### Task prompt
Check every line of the entries that follow, and copy the ones containing "this".

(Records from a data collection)
____________________

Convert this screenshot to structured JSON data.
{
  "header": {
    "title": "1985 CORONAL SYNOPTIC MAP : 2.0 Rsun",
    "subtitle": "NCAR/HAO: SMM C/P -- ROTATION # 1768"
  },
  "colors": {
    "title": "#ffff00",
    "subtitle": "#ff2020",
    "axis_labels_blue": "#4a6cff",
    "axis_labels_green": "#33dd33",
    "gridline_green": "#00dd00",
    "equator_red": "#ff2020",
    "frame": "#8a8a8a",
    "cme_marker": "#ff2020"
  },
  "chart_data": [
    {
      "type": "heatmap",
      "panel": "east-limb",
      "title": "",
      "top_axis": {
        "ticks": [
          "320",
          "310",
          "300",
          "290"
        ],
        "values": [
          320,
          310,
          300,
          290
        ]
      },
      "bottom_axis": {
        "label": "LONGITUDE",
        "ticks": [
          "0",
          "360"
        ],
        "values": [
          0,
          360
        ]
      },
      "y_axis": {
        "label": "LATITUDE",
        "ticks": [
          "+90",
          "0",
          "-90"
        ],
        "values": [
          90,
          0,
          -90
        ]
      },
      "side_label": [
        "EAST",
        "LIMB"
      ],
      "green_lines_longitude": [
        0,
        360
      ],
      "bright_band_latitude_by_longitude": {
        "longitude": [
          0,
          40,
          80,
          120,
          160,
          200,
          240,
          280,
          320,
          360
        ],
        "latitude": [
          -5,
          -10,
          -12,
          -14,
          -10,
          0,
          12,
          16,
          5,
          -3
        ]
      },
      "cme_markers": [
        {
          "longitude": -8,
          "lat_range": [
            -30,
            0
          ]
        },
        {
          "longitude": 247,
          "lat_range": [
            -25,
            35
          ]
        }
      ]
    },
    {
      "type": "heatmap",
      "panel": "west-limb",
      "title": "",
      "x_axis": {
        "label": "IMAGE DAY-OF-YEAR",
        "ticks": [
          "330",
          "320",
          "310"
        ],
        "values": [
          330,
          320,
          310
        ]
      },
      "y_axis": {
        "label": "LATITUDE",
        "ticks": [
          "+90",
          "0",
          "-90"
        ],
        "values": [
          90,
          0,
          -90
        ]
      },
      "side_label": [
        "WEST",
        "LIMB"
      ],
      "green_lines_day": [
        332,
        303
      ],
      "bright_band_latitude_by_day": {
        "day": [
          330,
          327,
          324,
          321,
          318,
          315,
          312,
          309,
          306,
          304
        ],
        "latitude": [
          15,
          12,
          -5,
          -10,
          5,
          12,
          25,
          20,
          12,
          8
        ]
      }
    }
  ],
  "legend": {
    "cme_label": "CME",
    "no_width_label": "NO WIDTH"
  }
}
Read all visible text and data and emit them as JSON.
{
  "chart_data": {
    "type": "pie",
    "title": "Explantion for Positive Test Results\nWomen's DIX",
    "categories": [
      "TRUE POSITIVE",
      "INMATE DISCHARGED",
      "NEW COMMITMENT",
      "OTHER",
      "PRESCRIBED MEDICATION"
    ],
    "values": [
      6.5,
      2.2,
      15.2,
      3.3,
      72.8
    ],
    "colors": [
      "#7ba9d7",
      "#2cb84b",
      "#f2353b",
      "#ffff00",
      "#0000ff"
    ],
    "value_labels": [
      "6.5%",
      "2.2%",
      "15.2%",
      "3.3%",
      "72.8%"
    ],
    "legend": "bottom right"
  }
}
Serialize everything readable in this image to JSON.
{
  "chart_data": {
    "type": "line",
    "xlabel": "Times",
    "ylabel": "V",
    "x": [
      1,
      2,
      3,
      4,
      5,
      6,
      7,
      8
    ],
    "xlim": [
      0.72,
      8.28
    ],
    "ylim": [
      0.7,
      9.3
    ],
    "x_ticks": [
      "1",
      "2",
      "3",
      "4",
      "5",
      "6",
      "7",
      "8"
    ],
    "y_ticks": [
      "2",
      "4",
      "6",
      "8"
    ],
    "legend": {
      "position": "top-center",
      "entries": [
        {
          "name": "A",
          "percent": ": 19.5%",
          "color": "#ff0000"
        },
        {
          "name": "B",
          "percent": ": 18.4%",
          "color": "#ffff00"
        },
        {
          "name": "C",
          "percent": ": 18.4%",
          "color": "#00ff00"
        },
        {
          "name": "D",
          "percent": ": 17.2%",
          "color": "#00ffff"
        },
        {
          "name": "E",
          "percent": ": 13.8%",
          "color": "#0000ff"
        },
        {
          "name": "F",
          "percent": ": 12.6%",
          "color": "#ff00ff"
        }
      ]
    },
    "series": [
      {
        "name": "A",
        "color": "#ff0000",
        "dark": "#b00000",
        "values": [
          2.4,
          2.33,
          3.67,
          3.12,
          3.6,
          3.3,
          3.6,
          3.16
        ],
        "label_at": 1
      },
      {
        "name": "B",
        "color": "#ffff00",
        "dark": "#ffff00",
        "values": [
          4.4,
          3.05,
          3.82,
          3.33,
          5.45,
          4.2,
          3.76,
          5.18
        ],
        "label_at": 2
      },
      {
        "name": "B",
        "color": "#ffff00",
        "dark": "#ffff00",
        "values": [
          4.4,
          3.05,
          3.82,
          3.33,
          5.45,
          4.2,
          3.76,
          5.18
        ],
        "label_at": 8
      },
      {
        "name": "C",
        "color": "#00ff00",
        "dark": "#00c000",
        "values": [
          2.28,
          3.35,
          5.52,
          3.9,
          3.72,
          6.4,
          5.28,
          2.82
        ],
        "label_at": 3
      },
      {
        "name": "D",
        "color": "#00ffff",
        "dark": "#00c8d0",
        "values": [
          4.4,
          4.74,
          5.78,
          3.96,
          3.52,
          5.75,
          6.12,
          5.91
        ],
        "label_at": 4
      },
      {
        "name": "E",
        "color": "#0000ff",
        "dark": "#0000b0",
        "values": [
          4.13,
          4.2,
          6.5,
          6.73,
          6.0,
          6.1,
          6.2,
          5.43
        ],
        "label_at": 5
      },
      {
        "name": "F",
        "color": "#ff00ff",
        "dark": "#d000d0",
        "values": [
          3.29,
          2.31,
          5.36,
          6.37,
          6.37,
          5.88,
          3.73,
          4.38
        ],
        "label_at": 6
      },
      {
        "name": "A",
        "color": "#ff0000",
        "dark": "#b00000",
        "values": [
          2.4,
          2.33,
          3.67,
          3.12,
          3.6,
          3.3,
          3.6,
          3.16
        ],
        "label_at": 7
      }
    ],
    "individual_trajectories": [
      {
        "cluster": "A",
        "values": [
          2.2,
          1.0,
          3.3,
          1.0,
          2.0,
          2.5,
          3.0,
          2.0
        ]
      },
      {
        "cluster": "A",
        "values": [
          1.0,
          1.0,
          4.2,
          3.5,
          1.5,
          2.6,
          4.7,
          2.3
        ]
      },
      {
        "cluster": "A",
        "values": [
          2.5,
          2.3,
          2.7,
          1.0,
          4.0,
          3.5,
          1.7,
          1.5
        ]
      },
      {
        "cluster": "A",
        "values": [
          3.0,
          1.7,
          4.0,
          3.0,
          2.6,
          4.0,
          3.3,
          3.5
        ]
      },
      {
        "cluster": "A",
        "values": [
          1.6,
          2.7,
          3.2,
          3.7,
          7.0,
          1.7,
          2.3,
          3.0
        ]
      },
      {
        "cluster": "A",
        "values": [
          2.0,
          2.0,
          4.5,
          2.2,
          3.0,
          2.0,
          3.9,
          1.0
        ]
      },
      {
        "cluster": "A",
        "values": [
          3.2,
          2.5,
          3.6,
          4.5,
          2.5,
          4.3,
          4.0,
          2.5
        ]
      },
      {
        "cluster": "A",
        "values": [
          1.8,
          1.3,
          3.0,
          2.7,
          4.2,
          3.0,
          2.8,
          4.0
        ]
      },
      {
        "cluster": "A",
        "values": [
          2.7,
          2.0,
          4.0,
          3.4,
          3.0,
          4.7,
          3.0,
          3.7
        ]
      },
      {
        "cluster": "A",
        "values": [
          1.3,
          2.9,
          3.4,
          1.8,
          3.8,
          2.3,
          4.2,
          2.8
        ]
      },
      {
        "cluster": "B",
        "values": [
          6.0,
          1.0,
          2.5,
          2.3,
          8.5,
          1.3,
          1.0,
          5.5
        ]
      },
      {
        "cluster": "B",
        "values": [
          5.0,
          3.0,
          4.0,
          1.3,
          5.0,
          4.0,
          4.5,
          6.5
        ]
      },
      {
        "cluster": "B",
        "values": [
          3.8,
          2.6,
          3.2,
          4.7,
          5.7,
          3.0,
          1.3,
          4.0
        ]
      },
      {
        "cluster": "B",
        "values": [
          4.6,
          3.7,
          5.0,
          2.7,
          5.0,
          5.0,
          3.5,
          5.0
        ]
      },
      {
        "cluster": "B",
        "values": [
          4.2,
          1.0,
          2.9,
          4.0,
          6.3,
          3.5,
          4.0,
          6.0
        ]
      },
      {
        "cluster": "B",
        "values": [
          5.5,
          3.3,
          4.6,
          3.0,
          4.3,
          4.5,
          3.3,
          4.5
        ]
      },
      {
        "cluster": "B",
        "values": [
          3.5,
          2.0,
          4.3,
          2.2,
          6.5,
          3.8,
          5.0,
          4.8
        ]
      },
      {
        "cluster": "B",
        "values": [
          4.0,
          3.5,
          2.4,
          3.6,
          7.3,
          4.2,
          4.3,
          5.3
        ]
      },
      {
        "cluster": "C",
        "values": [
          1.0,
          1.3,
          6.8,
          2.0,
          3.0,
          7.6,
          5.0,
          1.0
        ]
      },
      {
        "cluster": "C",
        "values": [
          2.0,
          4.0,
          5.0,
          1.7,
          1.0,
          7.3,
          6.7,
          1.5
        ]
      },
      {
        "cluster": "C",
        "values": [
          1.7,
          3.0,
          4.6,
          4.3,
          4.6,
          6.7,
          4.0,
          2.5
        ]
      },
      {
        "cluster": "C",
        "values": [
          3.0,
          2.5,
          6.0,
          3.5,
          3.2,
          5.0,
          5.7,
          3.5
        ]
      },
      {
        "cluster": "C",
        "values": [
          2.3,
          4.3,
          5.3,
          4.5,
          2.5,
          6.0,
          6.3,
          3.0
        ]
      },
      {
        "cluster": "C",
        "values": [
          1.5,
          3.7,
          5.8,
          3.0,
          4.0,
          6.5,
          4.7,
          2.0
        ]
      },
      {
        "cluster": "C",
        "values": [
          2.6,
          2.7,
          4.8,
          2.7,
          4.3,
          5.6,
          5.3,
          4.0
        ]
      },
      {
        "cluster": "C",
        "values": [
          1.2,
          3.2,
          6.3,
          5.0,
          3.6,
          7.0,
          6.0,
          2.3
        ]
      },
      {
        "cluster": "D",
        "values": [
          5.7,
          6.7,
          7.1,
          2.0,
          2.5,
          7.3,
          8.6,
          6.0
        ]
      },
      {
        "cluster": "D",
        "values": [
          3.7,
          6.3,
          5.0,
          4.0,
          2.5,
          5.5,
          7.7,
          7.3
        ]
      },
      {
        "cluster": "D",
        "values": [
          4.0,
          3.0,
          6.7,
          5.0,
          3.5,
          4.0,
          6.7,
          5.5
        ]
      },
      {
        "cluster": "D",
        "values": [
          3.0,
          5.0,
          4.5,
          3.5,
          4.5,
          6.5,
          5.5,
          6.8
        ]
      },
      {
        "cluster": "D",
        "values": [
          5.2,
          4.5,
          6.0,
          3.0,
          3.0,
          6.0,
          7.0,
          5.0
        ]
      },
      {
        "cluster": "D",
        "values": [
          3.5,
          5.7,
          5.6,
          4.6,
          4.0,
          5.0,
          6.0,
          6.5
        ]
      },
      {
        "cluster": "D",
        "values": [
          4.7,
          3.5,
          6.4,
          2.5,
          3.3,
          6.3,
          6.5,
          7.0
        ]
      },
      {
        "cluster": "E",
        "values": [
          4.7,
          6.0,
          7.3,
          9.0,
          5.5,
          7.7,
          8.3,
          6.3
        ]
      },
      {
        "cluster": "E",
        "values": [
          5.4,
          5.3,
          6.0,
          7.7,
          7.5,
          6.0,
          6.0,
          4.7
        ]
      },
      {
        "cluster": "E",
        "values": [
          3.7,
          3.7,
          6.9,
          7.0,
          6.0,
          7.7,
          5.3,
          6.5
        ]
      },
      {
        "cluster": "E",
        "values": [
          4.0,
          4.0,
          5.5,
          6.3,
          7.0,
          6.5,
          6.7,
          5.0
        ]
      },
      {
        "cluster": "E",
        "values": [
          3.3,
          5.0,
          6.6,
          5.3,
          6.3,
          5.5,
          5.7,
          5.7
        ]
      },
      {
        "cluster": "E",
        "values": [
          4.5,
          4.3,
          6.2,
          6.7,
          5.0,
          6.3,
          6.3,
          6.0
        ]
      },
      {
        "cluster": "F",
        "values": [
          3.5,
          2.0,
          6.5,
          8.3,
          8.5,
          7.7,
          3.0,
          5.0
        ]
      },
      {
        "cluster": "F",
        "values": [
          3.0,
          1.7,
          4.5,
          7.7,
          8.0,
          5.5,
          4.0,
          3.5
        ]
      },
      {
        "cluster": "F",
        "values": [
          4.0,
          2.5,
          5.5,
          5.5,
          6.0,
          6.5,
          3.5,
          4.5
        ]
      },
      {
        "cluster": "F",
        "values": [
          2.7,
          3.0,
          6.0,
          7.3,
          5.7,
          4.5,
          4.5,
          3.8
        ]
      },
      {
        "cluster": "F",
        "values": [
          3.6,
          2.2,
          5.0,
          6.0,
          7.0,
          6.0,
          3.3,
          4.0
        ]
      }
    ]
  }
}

____________________

### Result of the exercise
Convert this screenshot to structured JSON data.
Serialize everything readable in this image to JSON.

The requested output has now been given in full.